* Directive *
Transcribe the entries below exactly.

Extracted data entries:

____

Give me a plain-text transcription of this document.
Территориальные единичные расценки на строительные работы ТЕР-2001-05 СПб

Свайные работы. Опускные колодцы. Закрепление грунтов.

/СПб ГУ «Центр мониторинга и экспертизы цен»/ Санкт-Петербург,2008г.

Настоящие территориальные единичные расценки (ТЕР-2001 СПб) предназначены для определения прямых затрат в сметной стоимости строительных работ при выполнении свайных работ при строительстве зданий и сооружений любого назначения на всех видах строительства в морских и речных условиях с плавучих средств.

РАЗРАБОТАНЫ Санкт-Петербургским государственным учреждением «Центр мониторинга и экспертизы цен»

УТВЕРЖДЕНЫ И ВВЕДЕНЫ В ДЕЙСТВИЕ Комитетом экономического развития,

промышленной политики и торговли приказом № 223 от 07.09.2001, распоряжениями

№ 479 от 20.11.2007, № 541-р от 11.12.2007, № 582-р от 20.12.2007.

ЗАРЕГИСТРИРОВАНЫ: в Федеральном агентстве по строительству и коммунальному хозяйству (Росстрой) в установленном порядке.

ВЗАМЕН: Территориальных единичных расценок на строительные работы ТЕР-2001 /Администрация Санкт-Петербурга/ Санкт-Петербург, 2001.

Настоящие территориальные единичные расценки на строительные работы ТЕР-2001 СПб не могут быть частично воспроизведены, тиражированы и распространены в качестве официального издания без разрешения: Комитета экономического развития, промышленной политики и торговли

____

* Answer to this exercise *
Give me a plain-text transcription of this document.
Территориальные единичные расценки на строительные работы ТЕР-2001-05 СПб

Свайные работы. Опускные колодцы. Закрепление грунтов.

/СПб ГУ «Центр мониторинга и экспертизы цен»/ Санкт-Петербург,2008г.

Настоящие территориальные единичные расценки (ТЕР-2001 СПб) предназначены для определения прямых затрат в сметной стоимости строительных работ при выполнении свайных работ при строительстве зданий и сооружений любого назначения на всех видах строительства в морских и речных условиях с плавучих средств.

РАЗРАБОТАНЫ Санкт-Петербургским государственным учреждением «Центр мониторинга и экспертизы цен»

УТВЕРЖДЕНЫ И ВВЕДЕНЫ В ДЕЙСТВИЕ Комитетом экономического развития,

промышленной политики и торговли приказом № 223 от 07.09.2001, распоряжениями

№ 479 от 20.11.2007, № 541-р от 11.12.2007, № 582-р от 20.12.2007.

ЗАРЕГИСТРИРОВАНЫ: в Федеральном агентстве по строительству и коммунальному хозяйству (Росстрой) в установленном порядке.

ВЗАМЕН: Территориальных единичных расценок на строительные работы ТЕР-2001 /Администрация Санкт-Петербурга/ Санкт-Петербург, 2001.

Настоящие территориальные единичные расценки на строительные работы ТЕР-2001 СПб не могут быть частично воспроизведены, тиражированы и распространены в качестве официального издания без разрешения: Комитета экономического развития, промышленной политики и торговли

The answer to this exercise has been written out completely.